-- Exercise brief --
Lines containing the string "covered" are to be counted. Write only how many there are.

:: Dataset rows ::

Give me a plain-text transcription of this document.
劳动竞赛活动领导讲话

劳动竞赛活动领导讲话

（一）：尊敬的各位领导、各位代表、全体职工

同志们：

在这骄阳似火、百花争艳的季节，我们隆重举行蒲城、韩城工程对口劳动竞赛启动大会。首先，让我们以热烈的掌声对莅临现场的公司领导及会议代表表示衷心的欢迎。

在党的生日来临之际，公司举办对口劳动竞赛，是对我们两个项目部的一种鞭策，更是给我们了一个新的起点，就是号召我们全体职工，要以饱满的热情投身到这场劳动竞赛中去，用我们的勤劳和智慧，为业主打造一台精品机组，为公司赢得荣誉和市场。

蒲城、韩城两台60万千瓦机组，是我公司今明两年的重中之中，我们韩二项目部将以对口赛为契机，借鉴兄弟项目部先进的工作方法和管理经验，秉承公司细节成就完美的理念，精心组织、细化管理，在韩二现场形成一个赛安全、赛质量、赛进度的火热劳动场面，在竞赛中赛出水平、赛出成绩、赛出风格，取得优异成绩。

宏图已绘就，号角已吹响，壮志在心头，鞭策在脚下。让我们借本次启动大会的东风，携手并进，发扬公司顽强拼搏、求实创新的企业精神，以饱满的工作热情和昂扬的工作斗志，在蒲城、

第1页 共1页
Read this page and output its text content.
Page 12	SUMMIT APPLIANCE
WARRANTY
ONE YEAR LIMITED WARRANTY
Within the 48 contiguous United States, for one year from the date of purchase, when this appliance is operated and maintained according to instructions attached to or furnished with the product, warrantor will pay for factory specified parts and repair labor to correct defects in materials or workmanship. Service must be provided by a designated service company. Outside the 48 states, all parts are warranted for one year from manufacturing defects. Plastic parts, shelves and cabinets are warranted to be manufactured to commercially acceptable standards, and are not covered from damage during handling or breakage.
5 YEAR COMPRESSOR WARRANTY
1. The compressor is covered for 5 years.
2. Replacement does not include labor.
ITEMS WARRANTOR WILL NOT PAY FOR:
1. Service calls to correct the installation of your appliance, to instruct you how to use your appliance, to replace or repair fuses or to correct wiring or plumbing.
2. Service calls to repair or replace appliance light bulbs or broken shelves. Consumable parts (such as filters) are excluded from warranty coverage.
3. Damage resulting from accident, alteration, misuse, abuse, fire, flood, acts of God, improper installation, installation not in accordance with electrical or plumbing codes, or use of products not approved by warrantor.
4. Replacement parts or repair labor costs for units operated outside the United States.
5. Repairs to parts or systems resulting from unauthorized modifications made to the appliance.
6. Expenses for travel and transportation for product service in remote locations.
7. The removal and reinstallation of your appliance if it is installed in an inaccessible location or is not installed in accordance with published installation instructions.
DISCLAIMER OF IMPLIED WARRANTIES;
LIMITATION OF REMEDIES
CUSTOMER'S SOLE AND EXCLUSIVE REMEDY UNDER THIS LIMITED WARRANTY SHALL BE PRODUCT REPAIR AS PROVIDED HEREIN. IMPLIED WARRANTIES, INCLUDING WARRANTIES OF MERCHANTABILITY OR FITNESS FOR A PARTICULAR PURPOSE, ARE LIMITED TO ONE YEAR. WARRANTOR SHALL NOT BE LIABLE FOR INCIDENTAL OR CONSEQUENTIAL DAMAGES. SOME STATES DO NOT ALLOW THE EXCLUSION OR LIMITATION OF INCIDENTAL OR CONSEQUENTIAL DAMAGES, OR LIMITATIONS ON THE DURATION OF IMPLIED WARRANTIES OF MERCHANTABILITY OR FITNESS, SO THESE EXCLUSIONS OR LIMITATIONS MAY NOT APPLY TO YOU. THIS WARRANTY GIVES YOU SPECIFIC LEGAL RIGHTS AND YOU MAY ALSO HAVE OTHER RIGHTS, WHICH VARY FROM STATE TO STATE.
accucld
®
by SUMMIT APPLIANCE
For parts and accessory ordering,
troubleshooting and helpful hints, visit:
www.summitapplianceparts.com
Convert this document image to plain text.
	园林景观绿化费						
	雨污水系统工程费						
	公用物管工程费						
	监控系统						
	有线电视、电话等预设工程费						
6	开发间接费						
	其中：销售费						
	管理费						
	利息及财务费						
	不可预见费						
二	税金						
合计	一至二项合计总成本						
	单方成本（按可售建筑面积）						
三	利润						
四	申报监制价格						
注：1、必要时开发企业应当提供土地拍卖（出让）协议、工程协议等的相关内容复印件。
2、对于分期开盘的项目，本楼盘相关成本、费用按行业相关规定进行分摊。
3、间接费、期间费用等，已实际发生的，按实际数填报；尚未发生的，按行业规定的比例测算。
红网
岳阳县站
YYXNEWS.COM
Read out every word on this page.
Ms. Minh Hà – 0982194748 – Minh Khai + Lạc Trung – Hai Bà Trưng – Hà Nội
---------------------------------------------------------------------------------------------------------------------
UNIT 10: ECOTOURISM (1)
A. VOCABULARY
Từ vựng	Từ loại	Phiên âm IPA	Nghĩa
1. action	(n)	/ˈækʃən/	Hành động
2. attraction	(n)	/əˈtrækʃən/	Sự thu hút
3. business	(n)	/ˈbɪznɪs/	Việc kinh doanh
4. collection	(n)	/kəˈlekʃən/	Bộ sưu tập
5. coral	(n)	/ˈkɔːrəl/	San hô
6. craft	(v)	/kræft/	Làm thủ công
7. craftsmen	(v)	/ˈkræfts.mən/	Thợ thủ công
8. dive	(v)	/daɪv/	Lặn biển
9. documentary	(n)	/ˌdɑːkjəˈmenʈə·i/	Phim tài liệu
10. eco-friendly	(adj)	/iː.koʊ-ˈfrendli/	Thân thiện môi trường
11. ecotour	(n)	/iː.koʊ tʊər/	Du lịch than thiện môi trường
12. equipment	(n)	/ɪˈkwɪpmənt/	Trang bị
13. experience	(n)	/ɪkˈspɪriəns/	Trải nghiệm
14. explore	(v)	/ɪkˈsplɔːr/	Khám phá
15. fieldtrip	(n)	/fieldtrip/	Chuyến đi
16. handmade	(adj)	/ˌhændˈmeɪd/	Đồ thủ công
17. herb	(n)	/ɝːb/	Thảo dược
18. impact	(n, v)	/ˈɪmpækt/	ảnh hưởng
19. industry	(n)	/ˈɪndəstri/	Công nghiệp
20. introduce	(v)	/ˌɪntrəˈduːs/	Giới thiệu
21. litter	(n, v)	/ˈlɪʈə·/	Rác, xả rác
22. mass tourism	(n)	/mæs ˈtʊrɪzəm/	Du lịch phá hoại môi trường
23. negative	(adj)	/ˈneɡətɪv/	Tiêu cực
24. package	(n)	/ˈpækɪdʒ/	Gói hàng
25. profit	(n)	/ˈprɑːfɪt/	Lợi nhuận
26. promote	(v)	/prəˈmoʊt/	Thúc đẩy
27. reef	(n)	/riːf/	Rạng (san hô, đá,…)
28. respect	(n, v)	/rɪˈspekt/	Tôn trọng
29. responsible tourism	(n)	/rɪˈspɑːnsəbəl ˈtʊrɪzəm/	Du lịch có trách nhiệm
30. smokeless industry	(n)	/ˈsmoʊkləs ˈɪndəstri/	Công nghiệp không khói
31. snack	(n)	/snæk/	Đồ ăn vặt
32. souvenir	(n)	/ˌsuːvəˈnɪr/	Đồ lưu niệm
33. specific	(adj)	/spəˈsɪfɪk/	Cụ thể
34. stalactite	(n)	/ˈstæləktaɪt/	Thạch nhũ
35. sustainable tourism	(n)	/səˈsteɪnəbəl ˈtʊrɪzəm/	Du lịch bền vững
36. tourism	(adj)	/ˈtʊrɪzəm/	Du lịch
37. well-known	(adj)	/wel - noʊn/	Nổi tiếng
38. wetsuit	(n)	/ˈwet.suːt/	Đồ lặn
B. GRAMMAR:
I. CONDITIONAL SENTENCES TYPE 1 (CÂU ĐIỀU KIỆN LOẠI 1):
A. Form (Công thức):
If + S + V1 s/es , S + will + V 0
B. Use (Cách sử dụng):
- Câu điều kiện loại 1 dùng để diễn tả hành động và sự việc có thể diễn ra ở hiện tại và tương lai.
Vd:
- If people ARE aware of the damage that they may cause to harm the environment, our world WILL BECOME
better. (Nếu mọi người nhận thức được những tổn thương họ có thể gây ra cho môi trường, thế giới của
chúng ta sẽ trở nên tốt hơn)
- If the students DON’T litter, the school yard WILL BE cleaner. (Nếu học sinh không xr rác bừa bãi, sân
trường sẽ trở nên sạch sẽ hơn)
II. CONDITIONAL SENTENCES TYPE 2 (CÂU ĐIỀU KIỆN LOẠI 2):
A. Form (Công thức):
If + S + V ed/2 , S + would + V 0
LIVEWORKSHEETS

:::

-- Solution below --
2